What is required:
Will you quote all of the entries, word for word?

Record list:
↓↓↓
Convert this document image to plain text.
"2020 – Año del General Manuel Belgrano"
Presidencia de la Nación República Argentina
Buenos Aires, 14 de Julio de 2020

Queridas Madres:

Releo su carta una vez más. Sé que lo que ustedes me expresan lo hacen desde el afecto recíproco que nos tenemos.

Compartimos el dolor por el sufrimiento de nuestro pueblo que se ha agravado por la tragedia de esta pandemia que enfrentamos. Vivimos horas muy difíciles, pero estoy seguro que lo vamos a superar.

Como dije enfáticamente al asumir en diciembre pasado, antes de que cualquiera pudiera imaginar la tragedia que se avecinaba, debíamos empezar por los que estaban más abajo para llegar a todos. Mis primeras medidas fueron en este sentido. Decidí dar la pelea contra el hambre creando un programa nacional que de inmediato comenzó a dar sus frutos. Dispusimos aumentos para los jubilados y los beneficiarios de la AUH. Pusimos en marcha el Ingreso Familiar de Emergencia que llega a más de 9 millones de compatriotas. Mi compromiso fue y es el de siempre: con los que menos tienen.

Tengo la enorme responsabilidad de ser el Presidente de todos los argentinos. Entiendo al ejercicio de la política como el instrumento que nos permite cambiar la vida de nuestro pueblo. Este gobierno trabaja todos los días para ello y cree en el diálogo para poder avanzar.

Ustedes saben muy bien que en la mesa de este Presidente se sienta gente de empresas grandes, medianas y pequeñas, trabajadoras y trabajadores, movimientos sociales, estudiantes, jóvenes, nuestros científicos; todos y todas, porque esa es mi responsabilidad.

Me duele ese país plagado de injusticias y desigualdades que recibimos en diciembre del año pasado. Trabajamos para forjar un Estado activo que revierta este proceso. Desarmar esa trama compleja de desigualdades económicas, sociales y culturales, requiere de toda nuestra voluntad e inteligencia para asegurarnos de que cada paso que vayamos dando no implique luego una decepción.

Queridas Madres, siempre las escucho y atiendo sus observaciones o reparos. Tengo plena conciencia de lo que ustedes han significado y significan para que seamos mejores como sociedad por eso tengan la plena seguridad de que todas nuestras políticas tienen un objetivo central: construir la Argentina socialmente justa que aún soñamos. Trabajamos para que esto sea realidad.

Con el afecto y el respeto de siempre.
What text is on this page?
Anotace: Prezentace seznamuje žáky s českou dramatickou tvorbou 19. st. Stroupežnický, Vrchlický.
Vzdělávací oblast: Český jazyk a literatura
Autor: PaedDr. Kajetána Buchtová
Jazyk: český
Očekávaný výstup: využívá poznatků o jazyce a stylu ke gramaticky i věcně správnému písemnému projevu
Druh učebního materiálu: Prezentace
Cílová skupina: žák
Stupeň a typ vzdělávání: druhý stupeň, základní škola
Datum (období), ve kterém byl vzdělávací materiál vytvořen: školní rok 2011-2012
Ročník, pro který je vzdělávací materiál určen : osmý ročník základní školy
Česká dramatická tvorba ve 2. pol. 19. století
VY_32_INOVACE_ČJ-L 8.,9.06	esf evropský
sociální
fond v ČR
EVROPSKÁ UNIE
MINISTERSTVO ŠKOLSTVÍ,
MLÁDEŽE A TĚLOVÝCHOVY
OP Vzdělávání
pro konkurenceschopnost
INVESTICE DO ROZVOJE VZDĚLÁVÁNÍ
↑↑↑
Correct output:
Convert this document image to plain text.
"2020 – Año del General Manuel Belgrano"
Presidencia de la Nación República Argentina
Buenos Aires, 14 de Julio de 2020

Queridas Madres:

Releo su carta una vez más. Sé que lo que ustedes me expresan lo hacen desde el afecto recíproco que nos tenemos.

Compartimos el dolor por el sufrimiento de nuestro pueblo que se ha agravado por la tragedia de esta pandemia que enfrentamos. Vivimos horas muy difíciles, pero estoy seguro que lo vamos a superar.

Como dije enfáticamente al asumir en diciembre pasado, antes de que cualquiera pudiera imaginar la tragedia que se avecinaba, debíamos empezar por los que estaban más abajo para llegar a todos. Mis primeras medidas fueron en este sentido. Decidí dar la pelea contra el hambre creando un programa nacional que de inmediato comenzó a dar sus frutos. Dispusimos aumentos para los jubilados y los beneficiarios de la AUH. Pusimos en marcha el Ingreso Familiar de Emergencia que llega a más de 9 millones de compatriotas. Mi compromiso fue y es el de siempre: con los que menos tienen.

Tengo la enorme responsabilidad de ser el Presidente de todos los argentinos. Entiendo al ejercicio de la política como el instrumento que nos permite cambiar la vida de nuestro pueblo. Este gobierno trabaja todos los días para ello y cree en el diálogo para poder avanzar.

Ustedes saben muy bien que en la mesa de este Presidente se sienta gente de empresas grandes, medianas y pequeñas, trabajadoras y trabajadores, movimientos sociales, estudiantes, jóvenes, nuestros científicos; todos y todas, porque esa es mi responsabilidad.

Me duele ese país plagado de injusticias y desigualdades que recibimos en diciembre del año pasado. Trabajamos para forjar un Estado activo que revierta este proceso. Desarmar esa trama compleja de desigualdades económicas, sociales y culturales, requiere de toda nuestra voluntad e inteligencia para asegurarnos de que cada paso que vayamos dando no implique luego una decepción.

Queridas Madres, siempre las escucho y atiendo sus observaciones o reparos. Tengo plena conciencia de lo que ustedes han significado y significan para que seamos mejores como sociedad por eso tengan la plena seguridad de que todas nuestras políticas tienen un objetivo central: construir la Argentina socialmente justa que aún soñamos. Trabajamos para que esto sea realidad.

Con el afecto y el respeto de siempre.
What text is on this page?
Anotace: Prezentace seznamuje žáky s českou dramatickou tvorbou 19. st. Stroupežnický, Vrchlický.
Vzdělávací oblast: Český jazyk a literatura
Autor: PaedDr. Kajetána Buchtová
Jazyk: český
Očekávaný výstup: využívá poznatků o jazyce a stylu ke gramaticky i věcně správnému písemnému projevu
Druh učebního materiálu: Prezentace
Cílová skupina: žák
Stupeň a typ vzdělávání: druhý stupeň, základní škola
Datum (období), ve kterém byl vzdělávací materiál vytvořen: školní rok 2011-2012
Ročník, pro který je vzdělávací materiál určen : osmý ročník základní školy
Česká dramatická tvorba ve 2. pol. 19. století
VY_32_INOVACE_ČJ-L 8.,9.06	esf evropský
sociální
fond v ČR
EVROPSKÁ UNIE
MINISTERSTVO ŠKOLSTVÍ,
MLÁDEŽE A TĚLOVÝCHOVY
OP Vzdělávání
pro konkurenceschopnost
INVESTICE DO ROZVOJE VZDĚLÁVÁNÍ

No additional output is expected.